WHAT THE TASK ASKS ▸
Lines containing the word "xlabel" are to be counted; state their number and nothing further.

>> begin EXCERPTED RECORDS

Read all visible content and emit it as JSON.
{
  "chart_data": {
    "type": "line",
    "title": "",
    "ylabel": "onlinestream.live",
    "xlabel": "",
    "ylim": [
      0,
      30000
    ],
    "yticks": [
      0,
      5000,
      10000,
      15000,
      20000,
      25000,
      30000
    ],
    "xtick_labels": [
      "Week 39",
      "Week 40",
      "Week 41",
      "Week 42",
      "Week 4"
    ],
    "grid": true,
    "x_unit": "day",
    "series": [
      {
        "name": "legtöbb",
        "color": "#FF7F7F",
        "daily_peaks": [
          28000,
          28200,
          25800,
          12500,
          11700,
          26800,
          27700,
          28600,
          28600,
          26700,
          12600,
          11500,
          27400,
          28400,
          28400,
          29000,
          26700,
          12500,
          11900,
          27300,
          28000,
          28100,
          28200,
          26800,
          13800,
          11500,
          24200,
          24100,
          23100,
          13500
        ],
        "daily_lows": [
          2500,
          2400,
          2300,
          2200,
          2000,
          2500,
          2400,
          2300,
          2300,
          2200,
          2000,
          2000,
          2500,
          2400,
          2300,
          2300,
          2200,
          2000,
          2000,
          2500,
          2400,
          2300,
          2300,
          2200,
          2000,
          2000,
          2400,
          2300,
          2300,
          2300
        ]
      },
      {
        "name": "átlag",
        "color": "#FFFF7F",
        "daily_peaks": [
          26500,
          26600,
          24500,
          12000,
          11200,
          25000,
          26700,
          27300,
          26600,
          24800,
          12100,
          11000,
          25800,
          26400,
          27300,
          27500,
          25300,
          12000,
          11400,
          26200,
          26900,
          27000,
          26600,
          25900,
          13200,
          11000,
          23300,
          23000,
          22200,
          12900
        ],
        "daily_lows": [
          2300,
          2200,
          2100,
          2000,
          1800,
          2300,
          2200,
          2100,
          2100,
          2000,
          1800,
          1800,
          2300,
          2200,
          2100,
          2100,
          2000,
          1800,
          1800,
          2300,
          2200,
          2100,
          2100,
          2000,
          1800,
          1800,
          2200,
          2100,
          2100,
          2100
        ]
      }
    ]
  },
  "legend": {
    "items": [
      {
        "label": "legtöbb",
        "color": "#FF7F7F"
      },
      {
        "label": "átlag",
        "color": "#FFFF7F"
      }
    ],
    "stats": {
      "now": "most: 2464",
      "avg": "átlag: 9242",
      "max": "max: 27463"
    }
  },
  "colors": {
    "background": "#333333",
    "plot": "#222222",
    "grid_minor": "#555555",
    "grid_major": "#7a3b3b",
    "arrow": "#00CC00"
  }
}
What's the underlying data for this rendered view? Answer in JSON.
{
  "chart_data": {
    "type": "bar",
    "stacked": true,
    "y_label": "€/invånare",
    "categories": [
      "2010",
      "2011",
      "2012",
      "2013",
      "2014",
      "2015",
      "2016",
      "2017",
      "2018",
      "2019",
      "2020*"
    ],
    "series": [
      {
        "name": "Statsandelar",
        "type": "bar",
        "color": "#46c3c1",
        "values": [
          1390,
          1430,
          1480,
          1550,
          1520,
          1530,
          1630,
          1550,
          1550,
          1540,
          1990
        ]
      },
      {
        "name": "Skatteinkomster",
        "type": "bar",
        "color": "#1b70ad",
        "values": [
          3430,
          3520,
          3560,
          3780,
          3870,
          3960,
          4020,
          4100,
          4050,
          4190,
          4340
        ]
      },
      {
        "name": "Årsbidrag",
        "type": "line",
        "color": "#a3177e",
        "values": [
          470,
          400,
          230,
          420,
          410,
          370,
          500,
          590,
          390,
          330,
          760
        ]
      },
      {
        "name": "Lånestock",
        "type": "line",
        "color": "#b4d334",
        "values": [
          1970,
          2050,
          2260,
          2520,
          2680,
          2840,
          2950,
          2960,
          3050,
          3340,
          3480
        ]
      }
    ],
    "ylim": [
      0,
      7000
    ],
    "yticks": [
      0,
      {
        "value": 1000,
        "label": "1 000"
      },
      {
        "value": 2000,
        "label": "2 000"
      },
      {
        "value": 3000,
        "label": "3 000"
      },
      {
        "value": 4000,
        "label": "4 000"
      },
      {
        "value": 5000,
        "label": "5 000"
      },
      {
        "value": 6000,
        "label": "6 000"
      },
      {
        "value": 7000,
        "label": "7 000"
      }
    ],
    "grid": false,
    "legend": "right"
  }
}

>> end EXCERPTED RECORDS
>> begin EXCERPTED RECORDS

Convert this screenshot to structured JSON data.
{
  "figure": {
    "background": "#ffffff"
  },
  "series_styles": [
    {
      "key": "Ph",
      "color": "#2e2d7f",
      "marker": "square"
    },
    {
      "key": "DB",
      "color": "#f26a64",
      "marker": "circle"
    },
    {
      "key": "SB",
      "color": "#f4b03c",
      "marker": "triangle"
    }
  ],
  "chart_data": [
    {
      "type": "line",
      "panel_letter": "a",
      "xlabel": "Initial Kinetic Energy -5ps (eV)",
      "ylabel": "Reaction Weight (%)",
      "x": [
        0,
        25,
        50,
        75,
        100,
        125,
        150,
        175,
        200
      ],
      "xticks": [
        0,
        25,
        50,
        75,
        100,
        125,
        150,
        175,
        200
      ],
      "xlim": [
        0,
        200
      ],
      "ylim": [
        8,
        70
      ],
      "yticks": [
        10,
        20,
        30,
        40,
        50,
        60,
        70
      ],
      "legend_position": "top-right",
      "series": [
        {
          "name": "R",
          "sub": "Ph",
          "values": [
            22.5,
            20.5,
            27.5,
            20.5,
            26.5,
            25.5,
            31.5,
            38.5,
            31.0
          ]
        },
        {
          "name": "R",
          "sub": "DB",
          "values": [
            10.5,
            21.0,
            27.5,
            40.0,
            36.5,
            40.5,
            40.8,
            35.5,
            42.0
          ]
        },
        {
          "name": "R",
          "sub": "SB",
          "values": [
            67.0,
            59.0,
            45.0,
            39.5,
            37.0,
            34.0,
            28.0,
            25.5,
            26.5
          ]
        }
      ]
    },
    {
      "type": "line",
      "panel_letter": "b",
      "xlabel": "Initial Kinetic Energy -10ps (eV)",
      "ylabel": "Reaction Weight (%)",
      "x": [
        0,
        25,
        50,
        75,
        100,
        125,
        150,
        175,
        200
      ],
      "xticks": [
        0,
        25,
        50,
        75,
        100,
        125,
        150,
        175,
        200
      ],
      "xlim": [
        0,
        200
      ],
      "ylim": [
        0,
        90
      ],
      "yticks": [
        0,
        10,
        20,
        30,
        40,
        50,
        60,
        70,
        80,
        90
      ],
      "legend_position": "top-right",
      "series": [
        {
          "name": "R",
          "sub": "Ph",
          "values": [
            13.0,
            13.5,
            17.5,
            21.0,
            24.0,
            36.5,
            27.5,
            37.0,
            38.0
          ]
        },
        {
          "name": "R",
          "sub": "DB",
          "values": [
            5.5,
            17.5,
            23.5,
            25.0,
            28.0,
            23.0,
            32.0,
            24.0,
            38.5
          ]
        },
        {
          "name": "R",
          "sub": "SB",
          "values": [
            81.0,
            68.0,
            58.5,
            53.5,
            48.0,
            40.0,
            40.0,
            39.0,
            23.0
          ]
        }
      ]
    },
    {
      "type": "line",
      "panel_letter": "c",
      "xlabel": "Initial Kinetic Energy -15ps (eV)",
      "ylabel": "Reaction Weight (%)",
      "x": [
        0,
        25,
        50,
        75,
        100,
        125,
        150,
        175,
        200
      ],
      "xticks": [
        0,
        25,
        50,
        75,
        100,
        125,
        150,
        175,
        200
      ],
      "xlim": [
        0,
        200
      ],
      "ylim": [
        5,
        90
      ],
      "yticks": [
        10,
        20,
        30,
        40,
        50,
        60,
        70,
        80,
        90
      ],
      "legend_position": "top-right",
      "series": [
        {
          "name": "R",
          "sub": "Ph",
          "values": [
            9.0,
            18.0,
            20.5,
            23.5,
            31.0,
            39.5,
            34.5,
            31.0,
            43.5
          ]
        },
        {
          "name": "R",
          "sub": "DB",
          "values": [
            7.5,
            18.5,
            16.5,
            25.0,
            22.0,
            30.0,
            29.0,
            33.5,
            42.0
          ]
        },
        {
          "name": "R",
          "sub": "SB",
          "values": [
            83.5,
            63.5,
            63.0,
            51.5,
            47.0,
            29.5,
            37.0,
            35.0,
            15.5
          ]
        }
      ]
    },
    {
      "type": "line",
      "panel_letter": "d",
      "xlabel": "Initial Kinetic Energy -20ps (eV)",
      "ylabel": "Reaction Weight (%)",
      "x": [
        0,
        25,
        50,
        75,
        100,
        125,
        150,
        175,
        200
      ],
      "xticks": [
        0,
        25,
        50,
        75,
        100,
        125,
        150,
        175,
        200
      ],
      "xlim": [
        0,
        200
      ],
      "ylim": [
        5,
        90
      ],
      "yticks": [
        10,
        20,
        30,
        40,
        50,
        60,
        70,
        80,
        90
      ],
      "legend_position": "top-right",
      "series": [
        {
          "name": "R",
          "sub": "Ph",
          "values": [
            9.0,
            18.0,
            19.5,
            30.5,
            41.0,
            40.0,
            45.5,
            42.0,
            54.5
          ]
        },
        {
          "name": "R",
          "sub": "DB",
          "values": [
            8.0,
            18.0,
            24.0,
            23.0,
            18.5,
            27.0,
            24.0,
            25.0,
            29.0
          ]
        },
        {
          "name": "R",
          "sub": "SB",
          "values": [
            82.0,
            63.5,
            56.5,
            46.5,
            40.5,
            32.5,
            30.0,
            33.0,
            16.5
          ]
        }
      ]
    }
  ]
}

>> end EXCERPTED RECORDS

TASK OUTPUT ▸
5